## What this task involves:
Copy out all lines where "system" appears.

## Input material:

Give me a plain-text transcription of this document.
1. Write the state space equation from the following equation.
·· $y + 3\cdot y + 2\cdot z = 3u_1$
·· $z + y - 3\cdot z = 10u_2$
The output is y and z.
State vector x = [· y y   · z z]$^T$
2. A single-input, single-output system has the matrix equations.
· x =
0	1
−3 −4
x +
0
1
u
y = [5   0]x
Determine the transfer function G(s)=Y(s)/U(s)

--

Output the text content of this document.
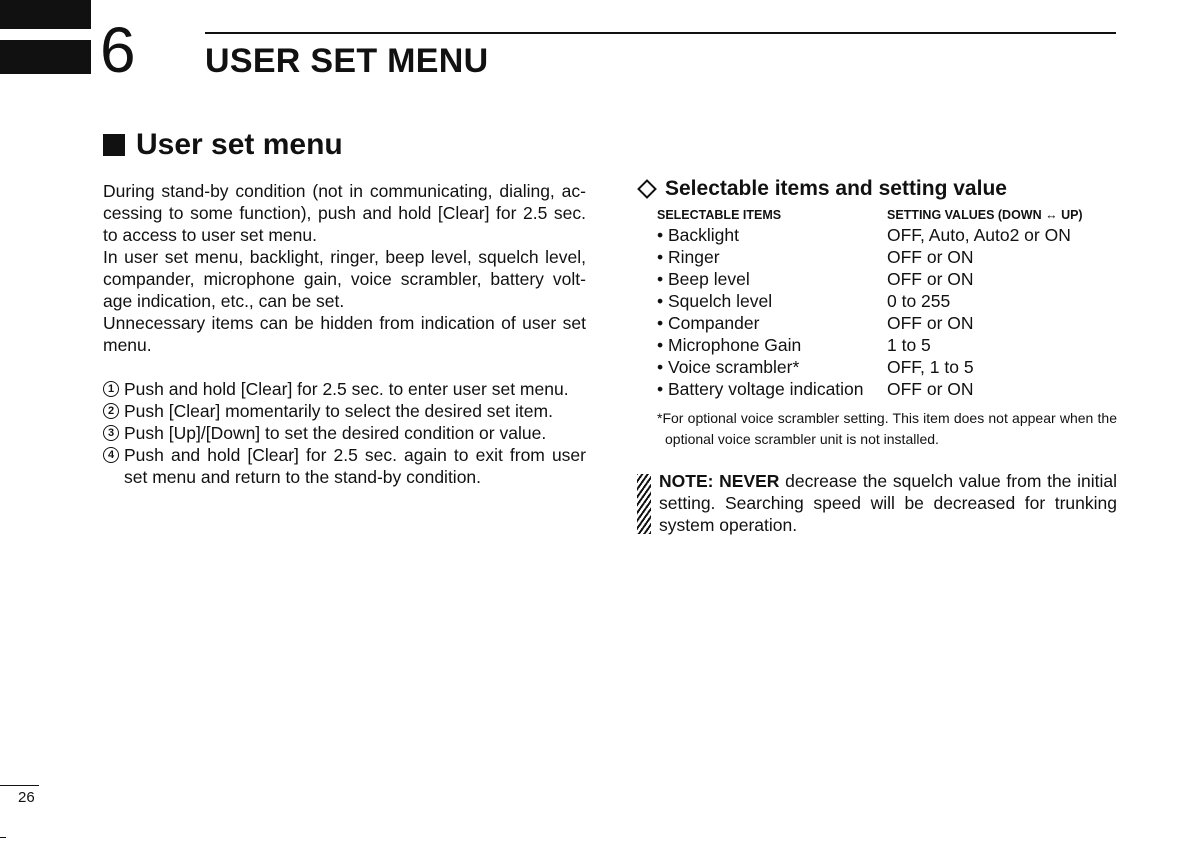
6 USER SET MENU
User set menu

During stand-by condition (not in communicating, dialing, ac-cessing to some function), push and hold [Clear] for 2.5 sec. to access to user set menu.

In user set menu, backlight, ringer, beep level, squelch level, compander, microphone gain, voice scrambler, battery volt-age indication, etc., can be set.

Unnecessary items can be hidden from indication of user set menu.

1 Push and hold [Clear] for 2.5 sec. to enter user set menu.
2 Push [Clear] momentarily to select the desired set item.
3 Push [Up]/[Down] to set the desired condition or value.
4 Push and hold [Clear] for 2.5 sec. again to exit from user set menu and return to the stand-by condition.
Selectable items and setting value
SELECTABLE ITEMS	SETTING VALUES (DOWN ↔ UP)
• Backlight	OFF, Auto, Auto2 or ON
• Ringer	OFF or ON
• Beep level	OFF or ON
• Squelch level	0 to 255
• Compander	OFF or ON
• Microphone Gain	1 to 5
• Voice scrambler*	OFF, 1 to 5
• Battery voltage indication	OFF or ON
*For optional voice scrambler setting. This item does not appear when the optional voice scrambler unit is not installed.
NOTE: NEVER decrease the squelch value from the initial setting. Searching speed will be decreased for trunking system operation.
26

## Response:
2. A single-input, single-output system has the matrix equations.
NOTE: NEVER decrease the squelch value from the initial setting. Searching speed will be decreased for trunking system operation.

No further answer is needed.